>>>>>

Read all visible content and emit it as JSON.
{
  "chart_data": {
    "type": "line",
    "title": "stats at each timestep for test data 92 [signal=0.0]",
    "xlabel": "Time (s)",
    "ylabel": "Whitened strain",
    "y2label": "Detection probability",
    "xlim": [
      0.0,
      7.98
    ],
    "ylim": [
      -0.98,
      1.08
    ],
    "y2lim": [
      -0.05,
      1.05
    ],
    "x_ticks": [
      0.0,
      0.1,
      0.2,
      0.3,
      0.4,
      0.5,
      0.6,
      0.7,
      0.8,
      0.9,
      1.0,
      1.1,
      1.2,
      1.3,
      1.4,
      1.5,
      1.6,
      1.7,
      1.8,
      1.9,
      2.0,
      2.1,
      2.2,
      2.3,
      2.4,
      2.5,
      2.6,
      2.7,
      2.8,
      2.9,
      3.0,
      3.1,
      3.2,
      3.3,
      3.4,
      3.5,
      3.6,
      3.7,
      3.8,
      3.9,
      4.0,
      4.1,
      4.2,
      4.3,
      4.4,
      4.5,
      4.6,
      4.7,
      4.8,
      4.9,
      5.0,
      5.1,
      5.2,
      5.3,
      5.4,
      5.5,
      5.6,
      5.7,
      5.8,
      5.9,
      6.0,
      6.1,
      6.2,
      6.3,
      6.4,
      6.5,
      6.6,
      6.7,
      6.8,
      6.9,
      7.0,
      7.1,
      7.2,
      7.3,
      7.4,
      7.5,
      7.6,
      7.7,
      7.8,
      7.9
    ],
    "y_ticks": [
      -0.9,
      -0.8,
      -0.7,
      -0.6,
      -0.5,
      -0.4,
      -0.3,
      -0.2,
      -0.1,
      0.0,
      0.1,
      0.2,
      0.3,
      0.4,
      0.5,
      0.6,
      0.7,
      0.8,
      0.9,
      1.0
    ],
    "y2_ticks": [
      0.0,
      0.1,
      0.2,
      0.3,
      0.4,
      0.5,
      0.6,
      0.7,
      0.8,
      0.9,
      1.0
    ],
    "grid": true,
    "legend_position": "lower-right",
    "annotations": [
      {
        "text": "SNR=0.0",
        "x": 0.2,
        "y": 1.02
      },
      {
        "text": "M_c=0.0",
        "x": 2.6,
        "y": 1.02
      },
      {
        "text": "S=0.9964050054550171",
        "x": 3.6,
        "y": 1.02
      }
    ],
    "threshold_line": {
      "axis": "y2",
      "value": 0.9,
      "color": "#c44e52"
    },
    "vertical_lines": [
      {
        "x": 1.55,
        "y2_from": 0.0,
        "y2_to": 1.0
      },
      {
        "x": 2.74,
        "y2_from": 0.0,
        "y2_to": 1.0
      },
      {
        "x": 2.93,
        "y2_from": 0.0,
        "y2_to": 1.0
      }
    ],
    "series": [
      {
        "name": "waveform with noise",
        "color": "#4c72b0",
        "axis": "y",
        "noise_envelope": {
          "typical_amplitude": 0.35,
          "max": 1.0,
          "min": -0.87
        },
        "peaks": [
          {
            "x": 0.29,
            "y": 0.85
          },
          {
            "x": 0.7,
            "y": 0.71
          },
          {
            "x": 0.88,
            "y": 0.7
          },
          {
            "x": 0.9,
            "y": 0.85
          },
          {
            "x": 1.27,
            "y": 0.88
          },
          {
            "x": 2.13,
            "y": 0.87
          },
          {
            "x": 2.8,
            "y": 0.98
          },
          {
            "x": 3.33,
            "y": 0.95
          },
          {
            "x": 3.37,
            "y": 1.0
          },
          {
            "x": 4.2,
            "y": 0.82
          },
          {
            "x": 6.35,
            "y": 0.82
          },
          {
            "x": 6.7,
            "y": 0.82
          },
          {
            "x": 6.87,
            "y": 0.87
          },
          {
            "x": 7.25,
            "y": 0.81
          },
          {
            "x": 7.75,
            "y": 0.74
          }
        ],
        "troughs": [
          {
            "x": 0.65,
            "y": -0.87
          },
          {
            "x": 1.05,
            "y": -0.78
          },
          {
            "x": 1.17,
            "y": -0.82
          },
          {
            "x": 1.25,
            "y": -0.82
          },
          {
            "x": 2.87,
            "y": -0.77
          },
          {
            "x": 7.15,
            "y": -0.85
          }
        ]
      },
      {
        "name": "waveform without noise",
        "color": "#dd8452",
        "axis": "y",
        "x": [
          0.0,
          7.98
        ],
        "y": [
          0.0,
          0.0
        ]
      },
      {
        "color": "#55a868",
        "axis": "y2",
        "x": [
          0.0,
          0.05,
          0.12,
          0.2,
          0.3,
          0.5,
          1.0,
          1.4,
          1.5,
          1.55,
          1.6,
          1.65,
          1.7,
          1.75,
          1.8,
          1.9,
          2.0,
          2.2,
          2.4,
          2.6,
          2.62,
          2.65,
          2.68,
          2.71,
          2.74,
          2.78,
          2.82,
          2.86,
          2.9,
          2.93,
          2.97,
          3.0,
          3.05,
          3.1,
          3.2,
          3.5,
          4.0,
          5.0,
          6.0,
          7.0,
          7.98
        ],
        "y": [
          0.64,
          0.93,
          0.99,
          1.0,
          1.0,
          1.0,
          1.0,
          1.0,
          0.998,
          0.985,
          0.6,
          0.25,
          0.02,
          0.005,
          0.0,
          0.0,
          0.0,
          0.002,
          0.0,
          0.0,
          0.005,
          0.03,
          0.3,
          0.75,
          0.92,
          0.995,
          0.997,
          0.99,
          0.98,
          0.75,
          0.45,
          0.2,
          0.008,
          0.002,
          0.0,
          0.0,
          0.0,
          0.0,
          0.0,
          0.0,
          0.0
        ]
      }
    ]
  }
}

<<<<<

# Work to complete
Copy every line exactly. Leave nothing out.

# Answer to the task
Read all visible content and emit it as JSON.
{
  "chart_data": {
    "type": "line",
    "title": "stats at each timestep for test data 92 [signal=0.0]",
    "xlabel": "Time (s)",
    "ylabel": "Whitened strain",
    "y2label": "Detection probability",
    "xlim": [
      0.0,
      7.98
    ],
    "ylim": [
      -0.98,
      1.08
    ],
    "y2lim": [
      -0.05,
      1.05
    ],
    "x_ticks": [
      0.0,
      0.1,
      0.2,
      0.3,
      0.4,
      0.5,
      0.6,
      0.7,
      0.8,
      0.9,
      1.0,
      1.1,
      1.2,
      1.3,
      1.4,
      1.5,
      1.6,
      1.7,
      1.8,
      1.9,
      2.0,
      2.1,
      2.2,
      2.3,
      2.4,
      2.5,
      2.6,
      2.7,
      2.8,
      2.9,
      3.0,
      3.1,
      3.2,
      3.3,
      3.4,
      3.5,
      3.6,
      3.7,
      3.8,
      3.9,
      4.0,
      4.1,
      4.2,
      4.3,
      4.4,
      4.5,
      4.6,
      4.7,
      4.8,
      4.9,
      5.0,
      5.1,
      5.2,
      5.3,
      5.4,
      5.5,
      5.6,
      5.7,
      5.8,
      5.9,
      6.0,
      6.1,
      6.2,
      6.3,
      6.4,
      6.5,
      6.6,
      6.7,
      6.8,
      6.9,
      7.0,
      7.1,
      7.2,
      7.3,
      7.4,
      7.5,
      7.6,
      7.7,
      7.8,
      7.9
    ],
    "y_ticks": [
      -0.9,
      -0.8,
      -0.7,
      -0.6,
      -0.5,
      -0.4,
      -0.3,
      -0.2,
      -0.1,
      0.0,
      0.1,
      0.2,
      0.3,
      0.4,
      0.5,
      0.6,
      0.7,
      0.8,
      0.9,
      1.0
    ],
    "y2_ticks": [
      0.0,
      0.1,
      0.2,
      0.3,
      0.4,
      0.5,
      0.6,
      0.7,
      0.8,
      0.9,
      1.0
    ],
    "grid": true,
    "legend_position": "lower-right",
    "annotations": [
      {
        "text": "SNR=0.0",
        "x": 0.2,
        "y": 1.02
      },
      {
        "text": "M_c=0.0",
        "x": 2.6,
        "y": 1.02
      },
      {
        "text": "S=0.9964050054550171",
        "x": 3.6,
        "y": 1.02
      }
    ],
    "threshold_line": {
      "axis": "y2",
      "value": 0.9,
      "color": "#c44e52"
    },
    "vertical_lines": [
      {
        "x": 1.55,
        "y2_from": 0.0,
        "y2_to": 1.0
      },
      {
        "x": 2.74,
        "y2_from": 0.0,
        "y2_to": 1.0
      },
      {
        "x": 2.93,
        "y2_from": 0.0,
        "y2_to": 1.0
      }
    ],
    "series": [
      {
        "name": "waveform with noise",
        "color": "#4c72b0",
        "axis": "y",
        "noise_envelope": {
          "typical_amplitude": 0.35,
          "max": 1.0,
          "min": -0.87
        },
        "peaks": [
          {
            "x": 0.29,
            "y": 0.85
          },
          {
            "x": 0.7,
            "y": 0.71
          },
          {
            "x": 0.88,
            "y": 0.7
          },
          {
            "x": 0.9,
            "y": 0.85
          },
          {
            "x": 1.27,
            "y": 0.88
          },
          {
            "x": 2.13,
            "y": 0.87
          },
          {
            "x": 2.8,
            "y": 0.98
          },
          {
            "x": 3.33,
            "y": 0.95
          },
          {
            "x": 3.37,
            "y": 1.0
          },
          {
            "x": 4.2,
            "y": 0.82
          },
          {
            "x": 6.35,
            "y": 0.82
          },
          {
            "x": 6.7,
            "y": 0.82
          },
          {
            "x": 6.87,
            "y": 0.87
          },
          {
            "x": 7.25,
            "y": 0.81
          },
          {
            "x": 7.75,
            "y": 0.74
          }
        ],
        "troughs": [
          {
            "x": 0.65,
            "y": -0.87
          },
          {
            "x": 1.05,
            "y": -0.78
          },
          {
            "x": 1.17,
            "y": -0.82
          },
          {
            "x": 1.25,
            "y": -0.82
          },
          {
            "x": 2.87,
            "y": -0.77
          },
          {
            "x": 7.15,
            "y": -0.85
          }
        ]
      },
      {
        "name": "waveform without noise",
        "color": "#dd8452",
        "axis": "y",
        "x": [
          0.0,
          7.98
        ],
        "y": [
          0.0,
          0.0
        ]
      },
      {
        "color": "#55a868",
        "axis": "y2",
        "x": [
          0.0,
          0.05,
          0.12,
          0.2,
          0.3,
          0.5,
          1.0,
          1.4,
          1.5,
          1.55,
          1.6,
          1.65,
          1.7,
          1.75,
          1.8,
          1.9,
          2.0,
          2.2,
          2.4,
          2.6,
          2.62,
          2.65,
          2.68,
          2.71,
          2.74,
          2.78,
          2.82,
          2.86,
          2.9,
          2.93,
          2.97,
          3.0,
          3.05,
          3.1,
          3.2,
          3.5,
          4.0,
          5.0,
          6.0,
          7.0,
          7.98
        ],
        "y": [
          0.64,
          0.93,
          0.99,
          1.0,
          1.0,
          1.0,
          1.0,
          1.0,
          0.998,
          0.985,
          0.6,
          0.25,
          0.02,
          0.005,
          0.0,
          0.0,
          0.0,
          0.002,
          0.0,
          0.0,
          0.005,
          0.03,
          0.3,
          0.75,
          0.92,
          0.995,
          0.997,
          0.99,
          0.98,
          0.75,
          0.45,
          0.2,
          0.008,
          0.002,
          0.0,
          0.0,
          0.0,
          0.0,
          0.0,
          0.0,
          0.0
        ]
      }
    ]
  }
}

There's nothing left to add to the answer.